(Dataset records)

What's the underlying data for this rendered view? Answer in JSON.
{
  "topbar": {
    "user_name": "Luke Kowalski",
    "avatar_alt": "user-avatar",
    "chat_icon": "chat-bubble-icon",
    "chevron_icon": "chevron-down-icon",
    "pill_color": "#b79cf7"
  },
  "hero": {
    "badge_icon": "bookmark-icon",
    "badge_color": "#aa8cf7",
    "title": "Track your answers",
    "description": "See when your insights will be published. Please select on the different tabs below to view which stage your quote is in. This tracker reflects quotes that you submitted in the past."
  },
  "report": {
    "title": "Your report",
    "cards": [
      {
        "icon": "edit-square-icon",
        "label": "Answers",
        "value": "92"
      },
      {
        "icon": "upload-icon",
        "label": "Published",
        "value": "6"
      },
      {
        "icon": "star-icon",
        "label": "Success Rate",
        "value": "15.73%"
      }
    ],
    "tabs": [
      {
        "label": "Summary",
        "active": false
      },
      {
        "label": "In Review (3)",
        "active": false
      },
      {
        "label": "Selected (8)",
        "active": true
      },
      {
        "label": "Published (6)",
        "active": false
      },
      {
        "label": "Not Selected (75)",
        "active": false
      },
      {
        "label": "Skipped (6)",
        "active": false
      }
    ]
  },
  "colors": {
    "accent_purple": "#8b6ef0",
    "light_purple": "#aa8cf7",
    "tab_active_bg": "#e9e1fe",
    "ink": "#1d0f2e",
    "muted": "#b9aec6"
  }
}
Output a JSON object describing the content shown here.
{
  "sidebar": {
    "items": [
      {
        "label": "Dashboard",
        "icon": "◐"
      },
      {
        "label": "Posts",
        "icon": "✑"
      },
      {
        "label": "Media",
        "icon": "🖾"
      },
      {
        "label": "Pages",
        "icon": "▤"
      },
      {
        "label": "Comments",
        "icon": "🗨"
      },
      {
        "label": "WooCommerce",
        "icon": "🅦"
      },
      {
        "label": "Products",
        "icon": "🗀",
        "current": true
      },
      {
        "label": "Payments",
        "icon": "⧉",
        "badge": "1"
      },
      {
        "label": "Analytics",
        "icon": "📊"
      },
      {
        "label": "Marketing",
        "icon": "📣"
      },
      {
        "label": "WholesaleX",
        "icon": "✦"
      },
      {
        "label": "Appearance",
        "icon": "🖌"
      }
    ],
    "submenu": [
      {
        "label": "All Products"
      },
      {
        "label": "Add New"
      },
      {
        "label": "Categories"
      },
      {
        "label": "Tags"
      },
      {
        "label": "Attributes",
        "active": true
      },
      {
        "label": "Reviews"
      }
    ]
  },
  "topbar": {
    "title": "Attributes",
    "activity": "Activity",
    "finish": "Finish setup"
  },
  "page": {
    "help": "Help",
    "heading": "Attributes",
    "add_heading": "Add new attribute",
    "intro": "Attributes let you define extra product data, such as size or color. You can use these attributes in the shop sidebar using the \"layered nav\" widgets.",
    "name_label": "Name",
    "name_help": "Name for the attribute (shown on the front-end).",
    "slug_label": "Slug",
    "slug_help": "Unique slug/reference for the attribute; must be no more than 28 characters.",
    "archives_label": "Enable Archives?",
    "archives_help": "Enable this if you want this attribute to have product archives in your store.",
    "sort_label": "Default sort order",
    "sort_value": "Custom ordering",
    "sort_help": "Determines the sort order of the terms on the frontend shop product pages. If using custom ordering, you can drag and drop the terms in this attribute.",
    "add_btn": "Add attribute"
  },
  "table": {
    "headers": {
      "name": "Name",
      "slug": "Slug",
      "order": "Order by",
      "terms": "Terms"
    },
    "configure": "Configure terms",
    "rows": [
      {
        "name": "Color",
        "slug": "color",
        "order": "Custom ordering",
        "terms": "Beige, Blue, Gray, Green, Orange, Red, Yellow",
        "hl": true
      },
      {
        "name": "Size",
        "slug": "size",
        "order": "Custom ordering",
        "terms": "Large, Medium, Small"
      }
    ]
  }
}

→ **SHORT TASK**:
Restate every entry word for word.

→ **SOLUTION FOR THIS EXERCISE**:
What's the underlying data for this rendered view? Answer in JSON.
{
  "topbar": {
    "user_name": "Luke Kowalski",
    "avatar_alt": "user-avatar",
    "chat_icon": "chat-bubble-icon",
    "chevron_icon": "chevron-down-icon",
    "pill_color": "#b79cf7"
  },
  "hero": {
    "badge_icon": "bookmark-icon",
    "badge_color": "#aa8cf7",
    "title": "Track your answers",
    "description": "See when your insights will be published. Please select on the different tabs below to view which stage your quote is in. This tracker reflects quotes that you submitted in the past."
  },
  "report": {
    "title": "Your report",
    "cards": [
      {
        "icon": "edit-square-icon",
        "label": "Answers",
        "value": "92"
      },
      {
        "icon": "upload-icon",
        "label": "Published",
        "value": "6"
      },
      {
        "icon": "star-icon",
        "label": "Success Rate",
        "value": "15.73%"
      }
    ],
    "tabs": [
      {
        "label": "Summary",
        "active": false
      },
      {
        "label": "In Review (3)",
        "active": false
      },
      {
        "label": "Selected (8)",
        "active": true
      },
      {
        "label": "Published (6)",
        "active": false
      },
      {
        "label": "Not Selected (75)",
        "active": false
      },
      {
        "label": "Skipped (6)",
        "active": false
      }
    ]
  },
  "colors": {
    "accent_purple": "#8b6ef0",
    "light_purple": "#aa8cf7",
    "tab_active_bg": "#e9e1fe",
    "ink": "#1d0f2e",
    "muted": "#b9aec6"
  }
}
Output a JSON object describing the content shown here.
{
  "sidebar": {
    "items": [
      {
        "label": "Dashboard",
        "icon": "◐"
      },
      {
        "label": "Posts",
        "icon": "✑"
      },
      {
        "label": "Media",
        "icon": "🖾"
      },
      {
        "label": "Pages",
        "icon": "▤"
      },
      {
        "label": "Comments",
        "icon": "🗨"
      },
      {
        "label": "WooCommerce",
        "icon": "🅦"
      },
      {
        "label": "Products",
        "icon": "🗀",
        "current": true
      },
      {
        "label": "Payments",
        "icon": "⧉",
        "badge": "1"
      },
      {
        "label": "Analytics",
        "icon": "📊"
      },
      {
        "label": "Marketing",
        "icon": "📣"
      },
      {
        "label": "WholesaleX",
        "icon": "✦"
      },
      {
        "label": "Appearance",
        "icon": "🖌"
      }
    ],
    "submenu": [
      {
        "label": "All Products"
      },
      {
        "label": "Add New"
      },
      {
        "label": "Categories"
      },
      {
        "label": "Tags"
      },
      {
        "label": "Attributes",
        "active": true
      },
      {
        "label": "Reviews"
      }
    ]
  },
  "topbar": {
    "title": "Attributes",
    "activity": "Activity",
    "finish": "Finish setup"
  },
  "page": {
    "help": "Help",
    "heading": "Attributes",
    "add_heading": "Add new attribute",
    "intro": "Attributes let you define extra product data, such as size or color. You can use these attributes in the shop sidebar using the \"layered nav\" widgets.",
    "name_label": "Name",
    "name_help": "Name for the attribute (shown on the front-end).",
    "slug_label": "Slug",
    "slug_help": "Unique slug/reference for the attribute; must be no more than 28 characters.",
    "archives_label": "Enable Archives?",
    "archives_help": "Enable this if you want this attribute to have product archives in your store.",
    "sort_label": "Default sort order",
    "sort_value": "Custom ordering",
    "sort_help": "Determines the sort order of the terms on the frontend shop product pages. If using custom ordering, you can drag and drop the terms in this attribute.",
    "add_btn": "Add attribute"
  },
  "table": {
    "headers": {
      "name": "Name",
      "slug": "Slug",
      "order": "Order by",
      "terms": "Terms"
    },
    "configure": "Configure terms",
    "rows": [
      {
        "name": "Color",
        "slug": "color",
        "order": "Custom ordering",
        "terms": "Beige, Blue, Gray, Green, Orange, Red, Yellow",
        "hl": true
      },
      {
        "name": "Size",
        "slug": "size",
        "order": "Custom ordering",
        "terms": "Large, Medium, Small"
      }
    ]
  }
}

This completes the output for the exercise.